Rows from a dataset:

● ● ● ● ●

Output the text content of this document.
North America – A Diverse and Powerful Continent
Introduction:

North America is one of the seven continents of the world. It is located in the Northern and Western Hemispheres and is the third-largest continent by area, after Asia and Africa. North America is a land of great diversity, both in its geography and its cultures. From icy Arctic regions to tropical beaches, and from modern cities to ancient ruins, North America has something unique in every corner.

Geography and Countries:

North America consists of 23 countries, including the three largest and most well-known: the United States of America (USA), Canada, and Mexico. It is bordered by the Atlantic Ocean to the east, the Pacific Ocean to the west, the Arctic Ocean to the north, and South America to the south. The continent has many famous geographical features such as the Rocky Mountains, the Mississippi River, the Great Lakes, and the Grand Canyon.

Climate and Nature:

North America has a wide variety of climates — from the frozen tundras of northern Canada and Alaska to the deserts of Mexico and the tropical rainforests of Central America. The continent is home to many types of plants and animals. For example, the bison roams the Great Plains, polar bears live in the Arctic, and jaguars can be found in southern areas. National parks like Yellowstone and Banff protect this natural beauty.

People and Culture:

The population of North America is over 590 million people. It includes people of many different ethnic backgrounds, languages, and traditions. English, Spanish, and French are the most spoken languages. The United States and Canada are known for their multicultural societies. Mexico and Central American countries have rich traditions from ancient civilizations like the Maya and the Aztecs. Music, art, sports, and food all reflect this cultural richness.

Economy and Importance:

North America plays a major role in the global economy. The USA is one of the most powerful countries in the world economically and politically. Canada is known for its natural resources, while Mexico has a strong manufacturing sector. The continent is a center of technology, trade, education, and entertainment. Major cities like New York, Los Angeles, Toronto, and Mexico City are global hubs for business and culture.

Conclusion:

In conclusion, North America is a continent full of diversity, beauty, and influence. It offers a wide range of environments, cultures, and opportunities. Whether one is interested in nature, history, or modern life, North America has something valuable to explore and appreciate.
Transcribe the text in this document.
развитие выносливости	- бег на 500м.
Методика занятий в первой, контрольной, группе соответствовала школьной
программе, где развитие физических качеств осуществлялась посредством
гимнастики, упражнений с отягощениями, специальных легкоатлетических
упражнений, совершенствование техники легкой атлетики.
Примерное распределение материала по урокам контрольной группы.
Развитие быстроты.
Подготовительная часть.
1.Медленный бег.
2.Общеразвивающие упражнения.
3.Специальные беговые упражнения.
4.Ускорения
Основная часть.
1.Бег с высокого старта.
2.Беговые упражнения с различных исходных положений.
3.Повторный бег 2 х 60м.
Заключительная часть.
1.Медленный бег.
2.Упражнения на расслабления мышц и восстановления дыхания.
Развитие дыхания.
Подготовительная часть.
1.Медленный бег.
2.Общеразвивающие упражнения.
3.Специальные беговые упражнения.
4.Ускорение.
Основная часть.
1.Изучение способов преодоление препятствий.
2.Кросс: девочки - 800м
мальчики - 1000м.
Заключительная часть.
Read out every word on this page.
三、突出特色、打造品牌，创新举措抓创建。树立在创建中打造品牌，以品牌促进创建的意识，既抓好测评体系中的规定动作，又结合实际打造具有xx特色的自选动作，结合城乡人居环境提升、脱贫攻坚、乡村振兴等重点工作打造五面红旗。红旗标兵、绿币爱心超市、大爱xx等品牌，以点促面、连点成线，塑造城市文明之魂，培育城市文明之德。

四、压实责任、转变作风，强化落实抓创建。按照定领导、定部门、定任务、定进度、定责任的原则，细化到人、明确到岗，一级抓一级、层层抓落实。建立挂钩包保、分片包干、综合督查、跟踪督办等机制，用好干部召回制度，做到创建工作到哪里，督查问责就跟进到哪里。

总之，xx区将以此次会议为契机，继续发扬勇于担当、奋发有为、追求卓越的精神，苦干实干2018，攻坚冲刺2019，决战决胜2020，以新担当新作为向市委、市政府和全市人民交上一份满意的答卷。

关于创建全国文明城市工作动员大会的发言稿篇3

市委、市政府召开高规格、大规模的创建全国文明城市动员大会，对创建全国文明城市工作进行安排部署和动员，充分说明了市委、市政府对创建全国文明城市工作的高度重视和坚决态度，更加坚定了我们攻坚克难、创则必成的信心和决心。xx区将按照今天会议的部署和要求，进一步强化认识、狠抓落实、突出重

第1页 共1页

● ● ● ● ●

● **WHAT TO PRODUCE**
Retype the listing above in full, with no alterations.

● **TASK SOLUTION**
Output the text content of this document.
North America – A Diverse and Powerful Continent
Introduction:

North America is one of the seven continents of the world. It is located in the Northern and Western Hemispheres and is the third-largest continent by area, after Asia and Africa. North America is a land of great diversity, both in its geography and its cultures. From icy Arctic regions to tropical beaches, and from modern cities to ancient ruins, North America has something unique in every corner.

Geography and Countries:

North America consists of 23 countries, including the three largest and most well-known: the United States of America (USA), Canada, and Mexico. It is bordered by the Atlantic Ocean to the east, the Pacific Ocean to the west, the Arctic Ocean to the north, and South America to the south. The continent has many famous geographical features such as the Rocky Mountains, the Mississippi River, the Great Lakes, and the Grand Canyon.

Climate and Nature:

North America has a wide variety of climates — from the frozen tundras of northern Canada and Alaska to the deserts of Mexico and the tropical rainforests of Central America. The continent is home to many types of plants and animals. For example, the bison roams the Great Plains, polar bears live in the Arctic, and jaguars can be found in southern areas. National parks like Yellowstone and Banff protect this natural beauty.

People and Culture:

The population of North America is over 590 million people. It includes people of many different ethnic backgrounds, languages, and traditions. English, Spanish, and French are the most spoken languages. The United States and Canada are known for their multicultural societies. Mexico and Central American countries have rich traditions from ancient civilizations like the Maya and the Aztecs. Music, art, sports, and food all reflect this cultural richness.

Economy and Importance:

North America plays a major role in the global economy. The USA is one of the most powerful countries in the world economically and politically. Canada is known for its natural resources, while Mexico has a strong manufacturing sector. The continent is a center of technology, trade, education, and entertainment. Major cities like New York, Los Angeles, Toronto, and Mexico City are global hubs for business and culture.

Conclusion:

In conclusion, North America is a continent full of diversity, beauty, and influence. It offers a wide range of environments, cultures, and opportunities. Whether one is interested in nature, history, or modern life, North America has something valuable to explore and appreciate.
Transcribe the text in this document.
развитие выносливости	- бег на 500м.
Методика занятий в первой, контрольной, группе соответствовала школьной
программе, где развитие физических качеств осуществлялась посредством
гимнастики, упражнений с отягощениями, специальных легкоатлетических
упражнений, совершенствование техники легкой атлетики.
Примерное распределение материала по урокам контрольной группы.
Развитие быстроты.
Подготовительная часть.
1.Медленный бег.
2.Общеразвивающие упражнения.
3.Специальные беговые упражнения.
4.Ускорения
Основная часть.
1.Бег с высокого старта.
2.Беговые упражнения с различных исходных положений.
3.Повторный бег 2 х 60м.
Заключительная часть.
1.Медленный бег.
2.Упражнения на расслабления мышц и восстановления дыхания.
Развитие дыхания.
Подготовительная часть.
1.Медленный бег.
2.Общеразвивающие упражнения.
3.Специальные беговые упражнения.
4.Ускорение.
Основная часть.
1.Изучение способов преодоление препятствий.
2.Кросс: девочки - 800м
мальчики - 1000м.
Заключительная часть.
Read out every word on this page.
三、突出特色、打造品牌，创新举措抓创建。树立在创建中打造品牌，以品牌促进创建的意识，既抓好测评体系中的规定动作，又结合实际打造具有xx特色的自选动作，结合城乡人居环境提升、脱贫攻坚、乡村振兴等重点工作打造五面红旗。红旗标兵、绿币爱心超市、大爱xx等品牌，以点促面、连点成线，塑造城市文明之魂，培育城市文明之德。

四、压实责任、转变作风，强化落实抓创建。按照定领导、定部门、定任务、定进度、定责任的原则，细化到人、明确到岗，一级抓一级、层层抓落实。建立挂钩包保、分片包干、综合督查、跟踪督办等机制，用好干部召回制度，做到创建工作到哪里，督查问责就跟进到哪里。

总之，xx区将以此次会议为契机，继续发扬勇于担当、奋发有为、追求卓越的精神，苦干实干2018，攻坚冲刺2019，决战决胜2020，以新担当新作为向市委、市政府和全市人民交上一份满意的答卷。

关于创建全国文明城市工作动员大会的发言稿篇3

市委、市政府召开高规格、大规模的创建全国文明城市动员大会，对创建全国文明城市工作进行安排部署和动员，充分说明了市委、市政府对创建全国文明城市工作的高度重视和坚决态度，更加坚定了我们攻坚克难、创则必成的信心和决心。xx区将按照今天会议的部署和要求，进一步强化认识、狠抓落实、突出重

第1页 共1页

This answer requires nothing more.